§ **WHAT YOU HAVE TO DO**: Records follow. Pull out every line that contains "illustration".

§ **RECORDS SHOWN**:
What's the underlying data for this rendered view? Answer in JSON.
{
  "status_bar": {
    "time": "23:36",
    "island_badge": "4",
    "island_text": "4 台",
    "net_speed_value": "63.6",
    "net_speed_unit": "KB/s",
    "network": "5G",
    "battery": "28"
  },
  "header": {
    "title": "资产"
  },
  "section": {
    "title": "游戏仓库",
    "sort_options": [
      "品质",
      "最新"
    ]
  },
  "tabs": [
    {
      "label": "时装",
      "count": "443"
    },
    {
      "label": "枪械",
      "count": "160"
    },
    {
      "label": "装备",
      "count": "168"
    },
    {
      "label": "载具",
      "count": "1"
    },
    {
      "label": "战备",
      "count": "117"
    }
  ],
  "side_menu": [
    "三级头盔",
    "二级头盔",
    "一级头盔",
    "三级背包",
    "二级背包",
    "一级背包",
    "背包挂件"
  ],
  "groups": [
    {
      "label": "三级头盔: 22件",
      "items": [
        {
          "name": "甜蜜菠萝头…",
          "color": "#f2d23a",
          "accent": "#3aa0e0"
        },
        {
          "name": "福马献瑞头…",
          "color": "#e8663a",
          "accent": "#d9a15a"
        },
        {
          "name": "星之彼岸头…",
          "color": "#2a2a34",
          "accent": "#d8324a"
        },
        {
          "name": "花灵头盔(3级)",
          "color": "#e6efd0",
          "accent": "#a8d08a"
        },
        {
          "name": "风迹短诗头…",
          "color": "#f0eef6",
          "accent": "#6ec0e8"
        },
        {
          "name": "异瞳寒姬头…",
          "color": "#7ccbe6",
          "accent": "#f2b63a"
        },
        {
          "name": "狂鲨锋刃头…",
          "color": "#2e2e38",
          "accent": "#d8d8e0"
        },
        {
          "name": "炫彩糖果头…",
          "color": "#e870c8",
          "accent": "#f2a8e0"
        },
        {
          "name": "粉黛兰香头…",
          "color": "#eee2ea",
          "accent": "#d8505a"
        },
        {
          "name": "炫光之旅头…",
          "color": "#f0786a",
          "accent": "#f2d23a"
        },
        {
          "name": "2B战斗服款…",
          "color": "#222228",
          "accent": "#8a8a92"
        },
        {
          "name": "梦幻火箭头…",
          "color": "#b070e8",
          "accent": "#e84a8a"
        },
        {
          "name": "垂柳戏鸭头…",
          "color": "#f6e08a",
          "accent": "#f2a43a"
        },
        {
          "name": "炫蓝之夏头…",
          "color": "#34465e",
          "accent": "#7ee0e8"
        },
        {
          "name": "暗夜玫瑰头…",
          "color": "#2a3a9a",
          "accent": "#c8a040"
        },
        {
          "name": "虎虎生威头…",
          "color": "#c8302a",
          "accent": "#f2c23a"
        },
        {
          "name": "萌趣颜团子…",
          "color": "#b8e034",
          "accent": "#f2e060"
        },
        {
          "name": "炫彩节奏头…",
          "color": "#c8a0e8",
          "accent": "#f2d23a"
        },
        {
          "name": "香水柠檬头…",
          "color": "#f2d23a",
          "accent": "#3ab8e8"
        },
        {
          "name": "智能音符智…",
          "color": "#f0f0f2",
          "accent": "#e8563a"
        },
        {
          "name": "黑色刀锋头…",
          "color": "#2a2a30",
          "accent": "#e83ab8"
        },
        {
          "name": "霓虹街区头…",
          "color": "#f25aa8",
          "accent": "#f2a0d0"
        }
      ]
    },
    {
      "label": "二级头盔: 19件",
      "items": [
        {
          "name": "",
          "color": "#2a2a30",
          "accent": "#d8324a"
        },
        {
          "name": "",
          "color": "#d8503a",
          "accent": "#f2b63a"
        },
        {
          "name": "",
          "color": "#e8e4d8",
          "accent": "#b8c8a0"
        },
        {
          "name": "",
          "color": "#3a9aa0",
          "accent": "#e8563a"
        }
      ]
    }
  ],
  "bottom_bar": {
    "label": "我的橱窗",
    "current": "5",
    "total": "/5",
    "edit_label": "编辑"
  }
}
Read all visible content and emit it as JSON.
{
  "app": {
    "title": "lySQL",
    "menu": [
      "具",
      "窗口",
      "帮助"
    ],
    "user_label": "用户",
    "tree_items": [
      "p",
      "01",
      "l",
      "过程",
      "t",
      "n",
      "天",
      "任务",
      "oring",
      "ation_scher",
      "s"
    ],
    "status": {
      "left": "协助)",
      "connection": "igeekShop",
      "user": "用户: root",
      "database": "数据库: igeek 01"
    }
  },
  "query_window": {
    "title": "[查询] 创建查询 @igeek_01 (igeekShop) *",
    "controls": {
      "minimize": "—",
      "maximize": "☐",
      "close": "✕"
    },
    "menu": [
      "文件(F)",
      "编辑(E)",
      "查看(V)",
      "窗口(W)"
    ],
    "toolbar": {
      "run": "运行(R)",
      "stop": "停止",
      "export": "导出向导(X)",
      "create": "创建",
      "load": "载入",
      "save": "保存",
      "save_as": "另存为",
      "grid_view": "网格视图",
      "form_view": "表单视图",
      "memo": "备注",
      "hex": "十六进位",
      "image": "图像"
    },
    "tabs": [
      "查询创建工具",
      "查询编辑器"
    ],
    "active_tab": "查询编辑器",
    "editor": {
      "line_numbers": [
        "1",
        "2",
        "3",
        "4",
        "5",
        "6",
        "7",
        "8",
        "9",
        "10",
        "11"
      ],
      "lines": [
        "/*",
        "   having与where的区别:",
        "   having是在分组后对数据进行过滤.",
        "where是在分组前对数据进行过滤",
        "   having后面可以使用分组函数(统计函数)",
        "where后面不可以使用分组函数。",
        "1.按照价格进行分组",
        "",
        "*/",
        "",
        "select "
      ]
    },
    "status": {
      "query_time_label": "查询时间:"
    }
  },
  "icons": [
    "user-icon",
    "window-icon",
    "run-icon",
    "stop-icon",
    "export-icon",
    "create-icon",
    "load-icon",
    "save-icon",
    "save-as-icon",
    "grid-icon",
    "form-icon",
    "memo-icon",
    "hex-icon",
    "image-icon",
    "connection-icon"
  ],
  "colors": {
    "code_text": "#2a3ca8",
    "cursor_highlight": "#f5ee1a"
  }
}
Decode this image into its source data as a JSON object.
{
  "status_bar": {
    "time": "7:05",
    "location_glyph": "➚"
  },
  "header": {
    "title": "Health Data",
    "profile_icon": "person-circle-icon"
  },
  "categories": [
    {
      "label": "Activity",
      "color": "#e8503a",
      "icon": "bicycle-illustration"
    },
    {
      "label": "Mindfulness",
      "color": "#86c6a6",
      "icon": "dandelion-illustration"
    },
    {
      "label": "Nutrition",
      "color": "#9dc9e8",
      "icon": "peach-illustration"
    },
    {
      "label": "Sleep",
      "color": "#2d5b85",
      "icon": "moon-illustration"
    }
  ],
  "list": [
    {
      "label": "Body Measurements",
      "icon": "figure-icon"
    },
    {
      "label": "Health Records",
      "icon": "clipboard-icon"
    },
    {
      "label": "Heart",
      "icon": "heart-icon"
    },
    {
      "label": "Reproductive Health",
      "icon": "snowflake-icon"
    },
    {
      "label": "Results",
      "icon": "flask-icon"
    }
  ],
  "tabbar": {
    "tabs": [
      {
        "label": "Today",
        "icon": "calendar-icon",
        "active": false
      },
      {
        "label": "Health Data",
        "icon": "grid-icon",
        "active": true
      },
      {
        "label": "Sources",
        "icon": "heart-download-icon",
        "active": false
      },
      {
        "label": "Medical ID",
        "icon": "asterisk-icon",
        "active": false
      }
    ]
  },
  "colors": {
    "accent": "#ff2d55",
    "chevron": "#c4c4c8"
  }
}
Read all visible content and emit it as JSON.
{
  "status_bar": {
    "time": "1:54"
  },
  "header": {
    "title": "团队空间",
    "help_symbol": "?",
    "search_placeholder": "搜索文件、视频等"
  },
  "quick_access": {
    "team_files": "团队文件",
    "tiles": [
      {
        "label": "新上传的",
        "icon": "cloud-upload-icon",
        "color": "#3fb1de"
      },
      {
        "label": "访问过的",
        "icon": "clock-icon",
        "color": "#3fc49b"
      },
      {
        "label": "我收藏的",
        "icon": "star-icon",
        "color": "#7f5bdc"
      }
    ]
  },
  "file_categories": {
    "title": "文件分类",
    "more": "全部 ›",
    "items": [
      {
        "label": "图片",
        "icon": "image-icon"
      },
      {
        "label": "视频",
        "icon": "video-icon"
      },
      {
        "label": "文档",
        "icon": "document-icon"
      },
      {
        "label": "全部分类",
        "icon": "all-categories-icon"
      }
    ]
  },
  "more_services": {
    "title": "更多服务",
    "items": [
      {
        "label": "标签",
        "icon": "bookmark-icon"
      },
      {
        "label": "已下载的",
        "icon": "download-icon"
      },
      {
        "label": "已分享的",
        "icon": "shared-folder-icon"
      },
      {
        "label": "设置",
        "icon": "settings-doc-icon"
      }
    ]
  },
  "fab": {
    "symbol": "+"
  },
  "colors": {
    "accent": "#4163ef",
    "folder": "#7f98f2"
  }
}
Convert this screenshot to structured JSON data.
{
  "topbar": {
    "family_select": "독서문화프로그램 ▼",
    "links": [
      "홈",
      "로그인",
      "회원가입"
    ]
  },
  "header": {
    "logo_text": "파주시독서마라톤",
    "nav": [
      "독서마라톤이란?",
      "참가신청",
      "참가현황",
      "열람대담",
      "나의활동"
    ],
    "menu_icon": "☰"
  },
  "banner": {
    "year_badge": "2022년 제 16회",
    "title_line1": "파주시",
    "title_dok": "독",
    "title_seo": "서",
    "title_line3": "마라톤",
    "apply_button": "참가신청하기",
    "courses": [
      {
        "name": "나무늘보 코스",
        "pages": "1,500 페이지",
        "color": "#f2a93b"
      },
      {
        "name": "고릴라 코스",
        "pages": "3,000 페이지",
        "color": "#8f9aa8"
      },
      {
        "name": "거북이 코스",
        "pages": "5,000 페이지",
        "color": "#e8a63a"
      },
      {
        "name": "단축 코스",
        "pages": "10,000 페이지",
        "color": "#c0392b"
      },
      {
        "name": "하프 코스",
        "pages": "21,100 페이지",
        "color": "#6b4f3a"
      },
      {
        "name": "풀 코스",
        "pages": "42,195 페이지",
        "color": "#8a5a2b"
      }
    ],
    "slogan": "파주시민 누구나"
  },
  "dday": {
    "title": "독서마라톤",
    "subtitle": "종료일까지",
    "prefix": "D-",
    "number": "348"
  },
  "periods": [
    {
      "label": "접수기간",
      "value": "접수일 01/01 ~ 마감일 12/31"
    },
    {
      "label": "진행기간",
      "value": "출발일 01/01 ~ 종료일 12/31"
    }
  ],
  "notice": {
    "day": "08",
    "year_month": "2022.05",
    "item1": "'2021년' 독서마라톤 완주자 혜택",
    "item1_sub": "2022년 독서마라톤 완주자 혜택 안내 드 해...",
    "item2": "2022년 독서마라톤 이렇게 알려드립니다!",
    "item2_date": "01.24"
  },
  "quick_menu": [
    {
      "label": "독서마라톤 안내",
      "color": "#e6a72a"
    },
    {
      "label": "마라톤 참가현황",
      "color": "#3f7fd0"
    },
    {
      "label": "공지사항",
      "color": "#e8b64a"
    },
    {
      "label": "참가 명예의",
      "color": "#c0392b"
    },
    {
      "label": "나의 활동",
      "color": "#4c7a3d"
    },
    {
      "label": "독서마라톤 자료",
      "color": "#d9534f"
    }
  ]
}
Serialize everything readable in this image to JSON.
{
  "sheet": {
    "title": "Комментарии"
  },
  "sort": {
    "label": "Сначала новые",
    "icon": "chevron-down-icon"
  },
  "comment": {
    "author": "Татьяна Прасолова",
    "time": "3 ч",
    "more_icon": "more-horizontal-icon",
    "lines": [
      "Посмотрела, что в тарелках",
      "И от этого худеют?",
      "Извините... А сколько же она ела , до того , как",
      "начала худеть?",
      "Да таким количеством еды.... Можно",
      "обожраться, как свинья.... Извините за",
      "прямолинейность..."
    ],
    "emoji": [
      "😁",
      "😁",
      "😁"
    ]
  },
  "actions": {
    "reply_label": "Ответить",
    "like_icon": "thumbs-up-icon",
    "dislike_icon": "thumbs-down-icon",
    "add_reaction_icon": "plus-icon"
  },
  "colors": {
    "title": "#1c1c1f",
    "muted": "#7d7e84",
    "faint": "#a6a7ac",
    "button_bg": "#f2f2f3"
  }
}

§ **THE SOLUTION**:
      "icon": "bicycle-illustration"
      "icon": "dandelion-illustration"
      "icon": "peach-illustration"
      "icon": "moon-illustration"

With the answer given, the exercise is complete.